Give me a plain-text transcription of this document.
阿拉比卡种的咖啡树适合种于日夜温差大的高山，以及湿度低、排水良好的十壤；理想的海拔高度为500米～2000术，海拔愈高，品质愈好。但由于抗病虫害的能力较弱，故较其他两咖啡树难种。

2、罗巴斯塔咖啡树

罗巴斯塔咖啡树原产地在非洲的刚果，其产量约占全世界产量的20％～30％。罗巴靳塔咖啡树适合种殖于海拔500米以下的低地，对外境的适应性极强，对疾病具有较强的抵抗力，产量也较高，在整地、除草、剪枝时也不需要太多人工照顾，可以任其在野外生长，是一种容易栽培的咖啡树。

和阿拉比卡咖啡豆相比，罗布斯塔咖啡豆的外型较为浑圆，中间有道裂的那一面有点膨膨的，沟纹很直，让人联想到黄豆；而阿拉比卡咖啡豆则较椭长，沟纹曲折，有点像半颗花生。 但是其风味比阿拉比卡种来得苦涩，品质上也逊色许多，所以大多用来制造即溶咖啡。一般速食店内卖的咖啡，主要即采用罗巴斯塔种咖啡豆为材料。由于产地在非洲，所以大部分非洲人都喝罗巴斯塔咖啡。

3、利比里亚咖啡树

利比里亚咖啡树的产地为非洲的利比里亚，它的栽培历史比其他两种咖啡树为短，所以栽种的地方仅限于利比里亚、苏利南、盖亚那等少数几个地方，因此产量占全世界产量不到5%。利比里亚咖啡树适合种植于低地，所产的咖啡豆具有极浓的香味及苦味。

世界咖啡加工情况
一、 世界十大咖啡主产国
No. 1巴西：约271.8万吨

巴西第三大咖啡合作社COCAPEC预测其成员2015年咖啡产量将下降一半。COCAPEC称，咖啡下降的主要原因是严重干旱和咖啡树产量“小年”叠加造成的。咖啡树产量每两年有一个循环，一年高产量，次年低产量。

Objective: Give the complete listing a second time, exactly as it reads.

Solution to this task:
Give me a plain-text transcription of this document.
阿拉比卡种的咖啡树适合种于日夜温差大的高山，以及湿度低、排水良好的十壤；理想的海拔高度为500米～2000术，海拔愈高，品质愈好。但由于抗病虫害的能力较弱，故较其他两咖啡树难种。

2、罗巴斯塔咖啡树

罗巴斯塔咖啡树原产地在非洲的刚果，其产量约占全世界产量的20％～30％。罗巴靳塔咖啡树适合种殖于海拔500米以下的低地，对外境的适应性极强，对疾病具有较强的抵抗力，产量也较高，在整地、除草、剪枝时也不需要太多人工照顾，可以任其在野外生长，是一种容易栽培的咖啡树。

和阿拉比卡咖啡豆相比，罗布斯塔咖啡豆的外型较为浑圆，中间有道裂的那一面有点膨膨的，沟纹很直，让人联想到黄豆；而阿拉比卡咖啡豆则较椭长，沟纹曲折，有点像半颗花生。 但是其风味比阿拉比卡种来得苦涩，品质上也逊色许多，所以大多用来制造即溶咖啡。一般速食店内卖的咖啡，主要即采用罗巴斯塔种咖啡豆为材料。由于产地在非洲，所以大部分非洲人都喝罗巴斯塔咖啡。

3、利比里亚咖啡树

利比里亚咖啡树的产地为非洲的利比里亚，它的栽培历史比其他两种咖啡树为短，所以栽种的地方仅限于利比里亚、苏利南、盖亚那等少数几个地方，因此产量占全世界产量不到5%。利比里亚咖啡树适合种植于低地，所产的咖啡豆具有极浓的香味及苦味。

世界咖啡加工情况
一、 世界十大咖啡主产国
No. 1巴西：约271.8万吨

巴西第三大咖啡合作社COCAPEC预测其成员2015年咖啡产量将下降一半。COCAPEC称，咖啡下降的主要原因是严重干旱和咖啡树产量“小年”叠加造成的。咖啡树产量每两年有一个循环，一年高产量，次年低产量。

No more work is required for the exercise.